■ INPUT RECORDS

-- begin --

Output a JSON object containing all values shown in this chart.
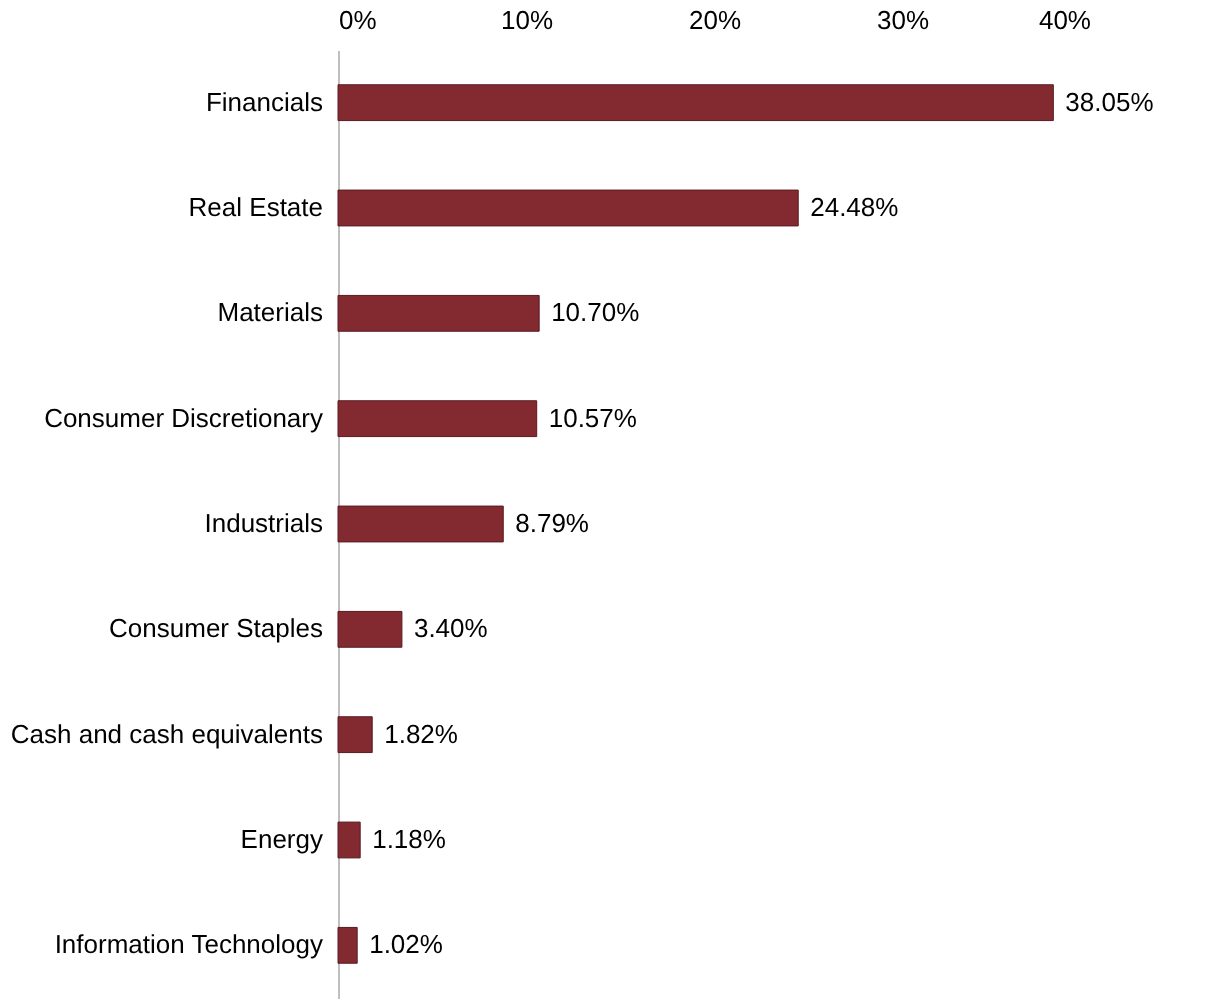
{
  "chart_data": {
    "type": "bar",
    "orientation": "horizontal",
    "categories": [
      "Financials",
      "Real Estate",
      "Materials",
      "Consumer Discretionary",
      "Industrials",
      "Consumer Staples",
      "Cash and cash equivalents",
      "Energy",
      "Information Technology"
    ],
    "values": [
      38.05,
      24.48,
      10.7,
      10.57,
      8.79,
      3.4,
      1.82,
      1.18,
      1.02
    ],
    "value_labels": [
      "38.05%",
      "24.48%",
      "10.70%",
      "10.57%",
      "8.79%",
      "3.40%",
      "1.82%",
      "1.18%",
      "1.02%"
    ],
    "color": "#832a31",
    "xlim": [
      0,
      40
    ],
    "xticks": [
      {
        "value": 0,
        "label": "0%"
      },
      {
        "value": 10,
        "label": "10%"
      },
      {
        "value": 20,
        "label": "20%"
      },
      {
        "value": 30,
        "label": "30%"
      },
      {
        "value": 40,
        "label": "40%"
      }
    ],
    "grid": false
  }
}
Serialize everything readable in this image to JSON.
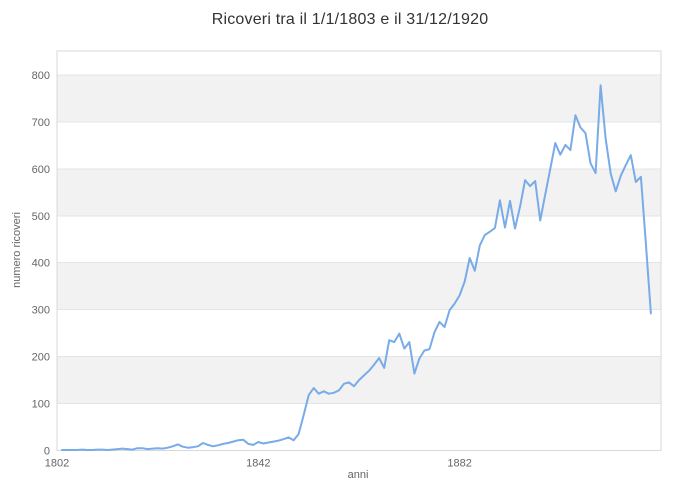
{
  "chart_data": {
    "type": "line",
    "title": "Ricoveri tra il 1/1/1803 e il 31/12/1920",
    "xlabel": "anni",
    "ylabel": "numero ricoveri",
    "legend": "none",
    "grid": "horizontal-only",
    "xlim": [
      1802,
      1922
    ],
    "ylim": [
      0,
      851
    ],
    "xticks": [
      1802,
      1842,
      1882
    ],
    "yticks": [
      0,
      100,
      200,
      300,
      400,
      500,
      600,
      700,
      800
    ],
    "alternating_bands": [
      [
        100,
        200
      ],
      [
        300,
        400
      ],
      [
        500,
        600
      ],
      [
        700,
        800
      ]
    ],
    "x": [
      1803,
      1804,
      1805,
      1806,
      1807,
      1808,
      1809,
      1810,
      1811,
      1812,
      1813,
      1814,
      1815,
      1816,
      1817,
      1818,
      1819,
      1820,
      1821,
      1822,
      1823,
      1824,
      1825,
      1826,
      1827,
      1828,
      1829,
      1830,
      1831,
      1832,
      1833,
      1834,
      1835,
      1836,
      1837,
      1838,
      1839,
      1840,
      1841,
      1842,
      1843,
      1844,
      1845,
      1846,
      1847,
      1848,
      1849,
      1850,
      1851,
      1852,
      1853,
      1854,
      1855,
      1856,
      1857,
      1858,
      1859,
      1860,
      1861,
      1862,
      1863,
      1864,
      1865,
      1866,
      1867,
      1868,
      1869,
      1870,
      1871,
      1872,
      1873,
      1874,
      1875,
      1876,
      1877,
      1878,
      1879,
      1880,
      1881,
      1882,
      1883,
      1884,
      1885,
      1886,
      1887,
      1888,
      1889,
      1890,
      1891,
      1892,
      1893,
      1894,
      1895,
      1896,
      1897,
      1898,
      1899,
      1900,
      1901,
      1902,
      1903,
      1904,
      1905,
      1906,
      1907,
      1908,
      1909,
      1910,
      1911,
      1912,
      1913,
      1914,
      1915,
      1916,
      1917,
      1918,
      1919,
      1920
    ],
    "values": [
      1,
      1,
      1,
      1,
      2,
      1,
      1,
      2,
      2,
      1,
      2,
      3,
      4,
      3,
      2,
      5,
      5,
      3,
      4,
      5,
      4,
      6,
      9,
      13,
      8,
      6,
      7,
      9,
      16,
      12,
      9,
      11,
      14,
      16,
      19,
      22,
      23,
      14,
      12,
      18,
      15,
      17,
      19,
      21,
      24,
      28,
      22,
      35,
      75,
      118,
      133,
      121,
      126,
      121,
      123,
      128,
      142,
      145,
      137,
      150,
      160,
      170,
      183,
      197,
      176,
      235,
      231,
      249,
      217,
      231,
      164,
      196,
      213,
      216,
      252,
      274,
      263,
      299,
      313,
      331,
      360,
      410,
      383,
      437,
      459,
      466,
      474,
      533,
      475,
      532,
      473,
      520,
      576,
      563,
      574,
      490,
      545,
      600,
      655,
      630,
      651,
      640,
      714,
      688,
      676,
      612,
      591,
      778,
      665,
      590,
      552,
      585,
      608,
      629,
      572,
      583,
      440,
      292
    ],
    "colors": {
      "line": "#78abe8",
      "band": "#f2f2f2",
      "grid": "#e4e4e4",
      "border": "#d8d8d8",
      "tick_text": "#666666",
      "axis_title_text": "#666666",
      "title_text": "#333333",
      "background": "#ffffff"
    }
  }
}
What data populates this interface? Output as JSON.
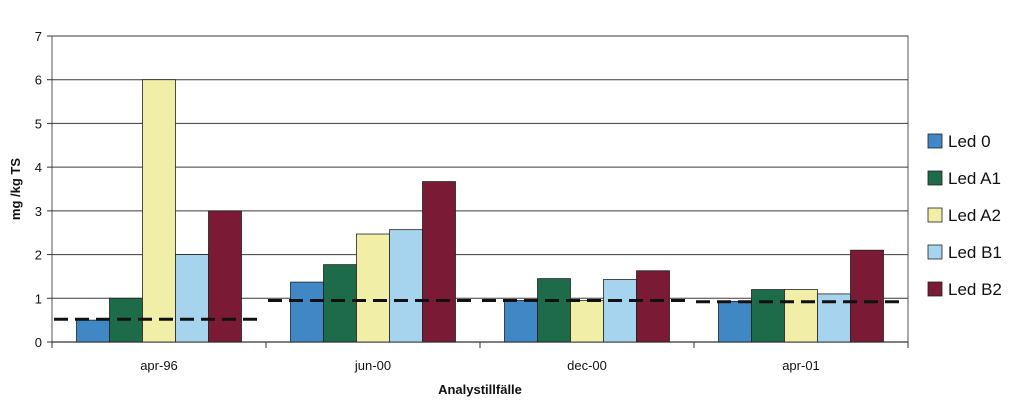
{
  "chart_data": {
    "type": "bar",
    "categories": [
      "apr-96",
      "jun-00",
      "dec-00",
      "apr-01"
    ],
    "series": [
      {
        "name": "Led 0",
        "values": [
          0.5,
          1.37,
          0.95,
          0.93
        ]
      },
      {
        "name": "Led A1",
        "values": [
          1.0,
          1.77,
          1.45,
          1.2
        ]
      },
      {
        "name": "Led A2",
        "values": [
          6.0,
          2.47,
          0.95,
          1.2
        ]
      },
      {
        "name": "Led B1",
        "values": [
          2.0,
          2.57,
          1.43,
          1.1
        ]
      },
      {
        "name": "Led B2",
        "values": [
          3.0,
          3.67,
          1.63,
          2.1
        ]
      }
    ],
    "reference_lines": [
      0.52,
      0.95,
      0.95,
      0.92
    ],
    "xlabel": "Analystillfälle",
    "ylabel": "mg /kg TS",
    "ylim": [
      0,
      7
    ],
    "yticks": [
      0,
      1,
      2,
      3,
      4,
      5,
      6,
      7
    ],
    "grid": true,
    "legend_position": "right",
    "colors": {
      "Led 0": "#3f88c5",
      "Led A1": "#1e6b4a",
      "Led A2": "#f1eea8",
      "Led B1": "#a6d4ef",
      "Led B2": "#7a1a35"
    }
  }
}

-- end --

■ GOAL
Identify the lines in the entries above that contain "this", then copy them out.

■ FINAL ANSWER
Output a JSON object containing all values shown in this chart.
Serialize everything readable in this image to JSON.
What data populates this interface? Output as JSON.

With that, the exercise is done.